Your task is to reproduce the material exactly.

- - - - - - -

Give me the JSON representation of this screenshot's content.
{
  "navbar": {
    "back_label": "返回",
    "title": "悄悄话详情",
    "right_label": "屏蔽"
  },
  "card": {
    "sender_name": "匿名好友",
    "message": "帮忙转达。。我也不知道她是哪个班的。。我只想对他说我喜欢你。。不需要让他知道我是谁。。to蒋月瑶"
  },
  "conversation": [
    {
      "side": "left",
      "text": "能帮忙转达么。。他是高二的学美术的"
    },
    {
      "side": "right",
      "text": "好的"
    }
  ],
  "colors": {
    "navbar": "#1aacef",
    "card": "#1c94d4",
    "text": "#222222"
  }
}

- - - - - - -

• [EXERCISE RESPONSE]
Give me the JSON representation of this screenshot's content.
{
  "navbar": {
    "back_label": "返回",
    "title": "悄悄话详情",
    "right_label": "屏蔽"
  },
  "card": {
    "sender_name": "匿名好友",
    "message": "帮忙转达。。我也不知道她是哪个班的。。我只想对他说我喜欢你。。不需要让他知道我是谁。。to蒋月瑶"
  },
  "conversation": [
    {
      "side": "left",
      "text": "能帮忙转达么。。他是高二的学美术的"
    },
    {
      "side": "right",
      "text": "好的"
    }
  ],
  "colors": {
    "navbar": "#1aacef",
    "card": "#1c94d4",
    "text": "#222222"
  }
}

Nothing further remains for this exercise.